§ **Consigne**:
Répondez aux questions suivantes d'après l'extrait sur Ai Weiwei :
1. Dans quelle ville se tenait l'exposition Ruptures ?
2. Combien d'années d'attente la loi danoise impose-t-elle avant de demander un regroupement familial ?
3. Sur quelle île Ai Weiwei projette-t-il un mémorial ?

═════ Extrait ═════

"Ai Weiwei a décidé de fermer son exposition Ruptures à la Fondation Faurschou à Copenhague (Danemark). Cette décision fait suite au vote par le Parlement danois du projet de loi qui permet de saisir les biens de valeurs et allonge les temps d'attente en vue d'un regroupement familial pour les demandeurs d'asile", lit-on sur les comptes officiels Facebook et Instagram de l'artiste. L'expo, ouverte depuis mars 2015, devait fermer ses portes à la mi-avril.

"Je soutiens la décision d'Ai Weiwei, qui est une question de libertés et de droits de l'Homme. Je pense que c'est vraiment très triste", a déclaré à l'AFP le propriétaire de la galerie, Jens Faurschou.

La loi, adoptée avec les voix de la droite et des sociaux-démocrates, a été très critiquée à l'étranger, et selon des juristes les trois ans d'attente nécessaires avant de demander un regroupement familial contreviennent aux conventions internationales.

Artiste polyvalent, peintre, sculpteur et plasticien, Ai Weiwei est un critique féroce du gouvernement chinois. Il a été incarcéré près de trois mois en 2011, puis privé de passeport pendant quatre ans.

Il s'est dit solidaire des migrants qui tentent de rejoindre l'Europe, projetant un mémorial sur l'île grecque de Lesbos évoquant la tragédie des personnes mortes lors de la traversée de la Méditerranée.

═════ Données fournies ═════

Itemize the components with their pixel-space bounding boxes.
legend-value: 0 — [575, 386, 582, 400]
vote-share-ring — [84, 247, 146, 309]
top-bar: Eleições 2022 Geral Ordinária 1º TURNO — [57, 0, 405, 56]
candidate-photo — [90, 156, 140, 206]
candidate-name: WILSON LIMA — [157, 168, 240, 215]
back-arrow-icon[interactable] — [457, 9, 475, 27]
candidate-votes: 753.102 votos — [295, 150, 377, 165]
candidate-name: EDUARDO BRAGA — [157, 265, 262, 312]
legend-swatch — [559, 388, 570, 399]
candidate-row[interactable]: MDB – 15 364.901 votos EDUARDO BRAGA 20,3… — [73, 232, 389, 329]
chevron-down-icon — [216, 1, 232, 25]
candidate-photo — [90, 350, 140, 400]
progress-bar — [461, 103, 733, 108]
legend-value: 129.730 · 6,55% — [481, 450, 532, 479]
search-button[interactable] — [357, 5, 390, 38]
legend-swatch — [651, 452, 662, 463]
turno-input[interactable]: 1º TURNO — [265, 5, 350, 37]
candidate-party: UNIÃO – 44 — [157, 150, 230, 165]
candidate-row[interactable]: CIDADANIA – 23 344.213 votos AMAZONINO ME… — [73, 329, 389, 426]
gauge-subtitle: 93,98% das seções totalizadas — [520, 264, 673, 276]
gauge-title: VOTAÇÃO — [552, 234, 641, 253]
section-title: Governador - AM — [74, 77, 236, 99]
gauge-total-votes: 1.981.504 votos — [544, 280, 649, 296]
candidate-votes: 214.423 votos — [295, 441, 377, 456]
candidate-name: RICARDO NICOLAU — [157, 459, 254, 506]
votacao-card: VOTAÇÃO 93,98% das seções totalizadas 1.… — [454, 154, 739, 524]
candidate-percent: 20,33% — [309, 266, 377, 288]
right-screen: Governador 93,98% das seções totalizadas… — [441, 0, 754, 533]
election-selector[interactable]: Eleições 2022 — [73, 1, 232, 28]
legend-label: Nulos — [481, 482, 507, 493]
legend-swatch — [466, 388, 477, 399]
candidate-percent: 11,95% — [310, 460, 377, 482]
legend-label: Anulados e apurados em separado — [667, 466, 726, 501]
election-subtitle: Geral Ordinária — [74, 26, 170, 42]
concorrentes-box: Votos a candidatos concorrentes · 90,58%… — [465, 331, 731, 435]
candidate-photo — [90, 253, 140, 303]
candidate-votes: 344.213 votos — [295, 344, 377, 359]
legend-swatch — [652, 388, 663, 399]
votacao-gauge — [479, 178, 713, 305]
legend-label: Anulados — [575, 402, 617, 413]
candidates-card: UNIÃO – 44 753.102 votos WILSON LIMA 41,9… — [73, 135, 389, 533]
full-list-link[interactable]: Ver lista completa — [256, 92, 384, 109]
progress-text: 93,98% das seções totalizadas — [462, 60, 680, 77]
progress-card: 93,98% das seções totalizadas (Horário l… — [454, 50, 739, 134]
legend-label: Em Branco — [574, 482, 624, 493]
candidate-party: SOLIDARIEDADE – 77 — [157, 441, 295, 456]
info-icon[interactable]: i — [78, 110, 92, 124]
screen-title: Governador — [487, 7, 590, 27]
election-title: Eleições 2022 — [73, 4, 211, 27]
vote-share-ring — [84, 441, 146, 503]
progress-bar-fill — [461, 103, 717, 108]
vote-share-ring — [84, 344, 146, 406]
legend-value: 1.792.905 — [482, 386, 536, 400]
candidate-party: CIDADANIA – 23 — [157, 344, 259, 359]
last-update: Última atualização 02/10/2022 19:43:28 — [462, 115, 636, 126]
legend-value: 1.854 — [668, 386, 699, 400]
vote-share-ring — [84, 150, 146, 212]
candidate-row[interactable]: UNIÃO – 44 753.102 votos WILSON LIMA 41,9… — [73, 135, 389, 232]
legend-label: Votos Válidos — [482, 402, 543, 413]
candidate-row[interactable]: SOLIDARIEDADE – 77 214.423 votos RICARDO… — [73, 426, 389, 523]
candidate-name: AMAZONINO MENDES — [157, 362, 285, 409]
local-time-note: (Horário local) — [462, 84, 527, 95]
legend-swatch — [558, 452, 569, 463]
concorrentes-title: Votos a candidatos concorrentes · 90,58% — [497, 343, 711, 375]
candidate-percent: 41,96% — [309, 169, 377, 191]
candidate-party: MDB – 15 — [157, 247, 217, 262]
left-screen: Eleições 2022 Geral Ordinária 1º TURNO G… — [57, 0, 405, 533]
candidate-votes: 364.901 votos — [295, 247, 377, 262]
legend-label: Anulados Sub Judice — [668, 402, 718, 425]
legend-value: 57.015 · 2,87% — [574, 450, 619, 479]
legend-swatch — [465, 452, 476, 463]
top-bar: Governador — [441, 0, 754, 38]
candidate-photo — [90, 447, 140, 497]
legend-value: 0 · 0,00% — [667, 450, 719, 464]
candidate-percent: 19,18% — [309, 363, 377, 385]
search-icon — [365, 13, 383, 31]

═════

§ **Réponse**:
1. À Copenhague, au Danemark.
2. Trois ans.
3. Sur l'île grecque de Lesbos.